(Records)
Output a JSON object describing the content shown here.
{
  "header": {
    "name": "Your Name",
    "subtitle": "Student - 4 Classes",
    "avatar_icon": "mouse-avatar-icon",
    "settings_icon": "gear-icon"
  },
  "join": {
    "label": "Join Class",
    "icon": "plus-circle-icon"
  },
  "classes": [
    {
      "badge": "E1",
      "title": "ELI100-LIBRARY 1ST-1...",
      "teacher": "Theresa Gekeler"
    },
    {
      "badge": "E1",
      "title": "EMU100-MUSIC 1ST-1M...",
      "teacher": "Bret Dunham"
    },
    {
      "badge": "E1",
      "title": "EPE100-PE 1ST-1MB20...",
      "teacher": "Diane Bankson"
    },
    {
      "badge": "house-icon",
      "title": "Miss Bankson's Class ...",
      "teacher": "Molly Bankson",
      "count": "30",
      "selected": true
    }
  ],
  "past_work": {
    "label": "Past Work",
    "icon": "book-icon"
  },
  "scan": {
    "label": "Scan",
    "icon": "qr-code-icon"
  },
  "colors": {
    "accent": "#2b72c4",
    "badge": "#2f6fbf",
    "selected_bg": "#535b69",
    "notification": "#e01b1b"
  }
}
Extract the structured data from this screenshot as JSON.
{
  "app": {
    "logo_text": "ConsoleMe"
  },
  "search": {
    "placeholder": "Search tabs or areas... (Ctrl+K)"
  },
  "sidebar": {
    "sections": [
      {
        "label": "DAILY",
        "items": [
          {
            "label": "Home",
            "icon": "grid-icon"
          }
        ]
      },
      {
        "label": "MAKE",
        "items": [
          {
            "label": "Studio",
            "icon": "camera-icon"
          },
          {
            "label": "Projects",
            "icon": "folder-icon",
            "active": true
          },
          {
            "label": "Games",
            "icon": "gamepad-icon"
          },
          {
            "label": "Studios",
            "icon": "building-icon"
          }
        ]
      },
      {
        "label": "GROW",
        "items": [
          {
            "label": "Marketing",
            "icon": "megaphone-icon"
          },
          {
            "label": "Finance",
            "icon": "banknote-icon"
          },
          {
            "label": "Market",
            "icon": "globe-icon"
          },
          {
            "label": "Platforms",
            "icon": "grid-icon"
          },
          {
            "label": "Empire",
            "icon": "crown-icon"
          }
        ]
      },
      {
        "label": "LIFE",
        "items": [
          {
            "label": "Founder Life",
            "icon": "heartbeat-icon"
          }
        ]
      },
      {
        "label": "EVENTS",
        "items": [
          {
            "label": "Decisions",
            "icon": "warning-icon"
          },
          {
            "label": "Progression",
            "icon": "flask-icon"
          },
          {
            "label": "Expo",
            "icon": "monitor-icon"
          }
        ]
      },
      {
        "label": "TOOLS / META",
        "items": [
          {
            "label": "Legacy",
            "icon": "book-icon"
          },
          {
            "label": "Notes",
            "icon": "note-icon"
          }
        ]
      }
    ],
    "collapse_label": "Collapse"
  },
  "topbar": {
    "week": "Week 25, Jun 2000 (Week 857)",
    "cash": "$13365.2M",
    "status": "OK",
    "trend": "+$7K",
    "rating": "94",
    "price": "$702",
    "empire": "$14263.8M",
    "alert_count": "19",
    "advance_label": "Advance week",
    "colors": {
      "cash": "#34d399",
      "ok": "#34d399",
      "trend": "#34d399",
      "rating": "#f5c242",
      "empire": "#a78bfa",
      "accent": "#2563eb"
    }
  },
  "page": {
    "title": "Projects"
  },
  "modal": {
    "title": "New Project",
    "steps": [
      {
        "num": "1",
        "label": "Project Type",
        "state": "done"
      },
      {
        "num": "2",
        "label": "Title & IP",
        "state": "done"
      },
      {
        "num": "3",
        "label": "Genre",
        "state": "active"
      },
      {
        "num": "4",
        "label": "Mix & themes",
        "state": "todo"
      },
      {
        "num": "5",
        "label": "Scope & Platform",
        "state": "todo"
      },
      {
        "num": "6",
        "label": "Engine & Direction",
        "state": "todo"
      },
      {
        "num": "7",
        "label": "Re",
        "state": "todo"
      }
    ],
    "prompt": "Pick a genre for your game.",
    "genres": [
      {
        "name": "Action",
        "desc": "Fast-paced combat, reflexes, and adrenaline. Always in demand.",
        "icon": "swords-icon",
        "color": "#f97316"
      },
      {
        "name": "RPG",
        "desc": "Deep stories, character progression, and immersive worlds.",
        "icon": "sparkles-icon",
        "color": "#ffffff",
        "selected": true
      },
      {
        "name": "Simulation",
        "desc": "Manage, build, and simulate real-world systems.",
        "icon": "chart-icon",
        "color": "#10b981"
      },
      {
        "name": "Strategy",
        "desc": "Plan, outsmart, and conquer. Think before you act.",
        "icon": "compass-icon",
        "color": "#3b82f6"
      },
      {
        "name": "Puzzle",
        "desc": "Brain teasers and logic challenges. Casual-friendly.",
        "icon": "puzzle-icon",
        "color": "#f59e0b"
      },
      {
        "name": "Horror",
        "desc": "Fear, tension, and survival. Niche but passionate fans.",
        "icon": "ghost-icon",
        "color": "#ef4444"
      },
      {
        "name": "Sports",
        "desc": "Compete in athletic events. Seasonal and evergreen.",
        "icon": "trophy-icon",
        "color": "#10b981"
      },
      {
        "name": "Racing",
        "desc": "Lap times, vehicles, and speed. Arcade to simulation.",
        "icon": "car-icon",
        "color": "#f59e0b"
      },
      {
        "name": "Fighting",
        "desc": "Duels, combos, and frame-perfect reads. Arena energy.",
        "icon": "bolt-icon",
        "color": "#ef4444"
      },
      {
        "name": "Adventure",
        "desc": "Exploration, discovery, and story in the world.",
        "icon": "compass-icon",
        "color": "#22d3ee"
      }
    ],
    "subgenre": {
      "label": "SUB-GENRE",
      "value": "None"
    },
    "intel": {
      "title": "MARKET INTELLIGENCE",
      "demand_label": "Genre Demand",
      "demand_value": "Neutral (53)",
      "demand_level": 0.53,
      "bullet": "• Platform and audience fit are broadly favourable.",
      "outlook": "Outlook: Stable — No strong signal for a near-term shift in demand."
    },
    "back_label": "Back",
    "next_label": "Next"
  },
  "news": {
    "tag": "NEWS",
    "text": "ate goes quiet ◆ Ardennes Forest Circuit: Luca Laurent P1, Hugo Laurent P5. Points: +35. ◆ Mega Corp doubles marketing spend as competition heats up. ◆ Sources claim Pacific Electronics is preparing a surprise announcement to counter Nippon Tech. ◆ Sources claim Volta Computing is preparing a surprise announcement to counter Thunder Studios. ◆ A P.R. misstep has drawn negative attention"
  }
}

DIRECTIONS: Write the material out again word for word.

CORRECT OUTPUT:
Output a JSON object describing the content shown here.
{
  "header": {
    "name": "Your Name",
    "subtitle": "Student - 4 Classes",
    "avatar_icon": "mouse-avatar-icon",
    "settings_icon": "gear-icon"
  },
  "join": {
    "label": "Join Class",
    "icon": "plus-circle-icon"
  },
  "classes": [
    {
      "badge": "E1",
      "title": "ELI100-LIBRARY 1ST-1...",
      "teacher": "Theresa Gekeler"
    },
    {
      "badge": "E1",
      "title": "EMU100-MUSIC 1ST-1M...",
      "teacher": "Bret Dunham"
    },
    {
      "badge": "E1",
      "title": "EPE100-PE 1ST-1MB20...",
      "teacher": "Diane Bankson"
    },
    {
      "badge": "house-icon",
      "title": "Miss Bankson's Class ...",
      "teacher": "Molly Bankson",
      "count": "30",
      "selected": true
    }
  ],
  "past_work": {
    "label": "Past Work",
    "icon": "book-icon"
  },
  "scan": {
    "label": "Scan",
    "icon": "qr-code-icon"
  },
  "colors": {
    "accent": "#2b72c4",
    "badge": "#2f6fbf",
    "selected_bg": "#535b69",
    "notification": "#e01b1b"
  }
}
Extract the structured data from this screenshot as JSON.
{
  "app": {
    "logo_text": "ConsoleMe"
  },
  "search": {
    "placeholder": "Search tabs or areas... (Ctrl+K)"
  },
  "sidebar": {
    "sections": [
      {
        "label": "DAILY",
        "items": [
          {
            "label": "Home",
            "icon": "grid-icon"
          }
        ]
      },
      {
        "label": "MAKE",
        "items": [
          {
            "label": "Studio",
            "icon": "camera-icon"
          },
          {
            "label": "Projects",
            "icon": "folder-icon",
            "active": true
          },
          {
            "label": "Games",
            "icon": "gamepad-icon"
          },
          {
            "label": "Studios",
            "icon": "building-icon"
          }
        ]
      },
      {
        "label": "GROW",
        "items": [
          {
            "label": "Marketing",
            "icon": "megaphone-icon"
          },
          {
            "label": "Finance",
            "icon": "banknote-icon"
          },
          {
            "label": "Market",
            "icon": "globe-icon"
          },
          {
            "label": "Platforms",
            "icon": "grid-icon"
          },
          {
            "label": "Empire",
            "icon": "crown-icon"
          }
        ]
      },
      {
        "label": "LIFE",
        "items": [
          {
            "label": "Founder Life",
            "icon": "heartbeat-icon"
          }
        ]
      },
      {
        "label": "EVENTS",
        "items": [
          {
            "label": "Decisions",
            "icon": "warning-icon"
          },
          {
            "label": "Progression",
            "icon": "flask-icon"
          },
          {
            "label": "Expo",
            "icon": "monitor-icon"
          }
        ]
      },
      {
        "label": "TOOLS / META",
        "items": [
          {
            "label": "Legacy",
            "icon": "book-icon"
          },
          {
            "label": "Notes",
            "icon": "note-icon"
          }
        ]
      }
    ],
    "collapse_label": "Collapse"
  },
  "topbar": {
    "week": "Week 25, Jun 2000 (Week 857)",
    "cash": "$13365.2M",
    "status": "OK",
    "trend": "+$7K",
    "rating": "94",
    "price": "$702",
    "empire": "$14263.8M",
    "alert_count": "19",
    "advance_label": "Advance week",
    "colors": {
      "cash": "#34d399",
      "ok": "#34d399",
      "trend": "#34d399",
      "rating": "#f5c242",
      "empire": "#a78bfa",
      "accent": "#2563eb"
    }
  },
  "page": {
    "title": "Projects"
  },
  "modal": {
    "title": "New Project",
    "steps": [
      {
        "num": "1",
        "label": "Project Type",
        "state": "done"
      },
      {
        "num": "2",
        "label": "Title & IP",
        "state": "done"
      },
      {
        "num": "3",
        "label": "Genre",
        "state": "active"
      },
      {
        "num": "4",
        "label": "Mix & themes",
        "state": "todo"
      },
      {
        "num": "5",
        "label": "Scope & Platform",
        "state": "todo"
      },
      {
        "num": "6",
        "label": "Engine & Direction",
        "state": "todo"
      },
      {
        "num": "7",
        "label": "Re",
        "state": "todo"
      }
    ],
    "prompt": "Pick a genre for your game.",
    "genres": [
      {
        "name": "Action",
        "desc": "Fast-paced combat, reflexes, and adrenaline. Always in demand.",
        "icon": "swords-icon",
        "color": "#f97316"
      },
      {
        "name": "RPG",
        "desc": "Deep stories, character progression, and immersive worlds.",
        "icon": "sparkles-icon",
        "color": "#ffffff",
        "selected": true
      },
      {
        "name": "Simulation",
        "desc": "Manage, build, and simulate real-world systems.",
        "icon": "chart-icon",
        "color": "#10b981"
      },
      {
        "name": "Strategy",
        "desc": "Plan, outsmart, and conquer. Think before you act.",
        "icon": "compass-icon",
        "color": "#3b82f6"
      },
      {
        "name": "Puzzle",
        "desc": "Brain teasers and logic challenges. Casual-friendly.",
        "icon": "puzzle-icon",
        "color": "#f59e0b"
      },
      {
        "name": "Horror",
        "desc": "Fear, tension, and survival. Niche but passionate fans.",
        "icon": "ghost-icon",
        "color": "#ef4444"
      },
      {
        "name": "Sports",
        "desc": "Compete in athletic events. Seasonal and evergreen.",
        "icon": "trophy-icon",
        "color": "#10b981"
      },
      {
        "name": "Racing",
        "desc": "Lap times, vehicles, and speed. Arcade to simulation.",
        "icon": "car-icon",
        "color": "#f59e0b"
      },
      {
        "name": "Fighting",
        "desc": "Duels, combos, and frame-perfect reads. Arena energy.",
        "icon": "bolt-icon",
        "color": "#ef4444"
      },
      {
        "name": "Adventure",
        "desc": "Exploration, discovery, and story in the world.",
        "icon": "compass-icon",
        "color": "#22d3ee"
      }
    ],
    "subgenre": {
      "label": "SUB-GENRE",
      "value": "None"
    },
    "intel": {
      "title": "MARKET INTELLIGENCE",
      "demand_label": "Genre Demand",
      "demand_value": "Neutral (53)",
      "demand_level": 0.53,
      "bullet": "• Platform and audience fit are broadly favourable.",
      "outlook": "Outlook: Stable — No strong signal for a near-term shift in demand."
    },
    "back_label": "Back",
    "next_label": "Next"
  },
  "news": {
    "tag": "NEWS",
    "text": "ate goes quiet ◆ Ardennes Forest Circuit: Luca Laurent P1, Hugo Laurent P5. Points: +35. ◆ Mega Corp doubles marketing spend as competition heats up. ◆ Sources claim Pacific Electronics is preparing a surprise announcement to counter Nippon Tech. ◆ Sources claim Volta Computing is preparing a surprise announcement to counter Thunder Studios. ◆ A P.R. misstep has drawn negative attention"
  }
}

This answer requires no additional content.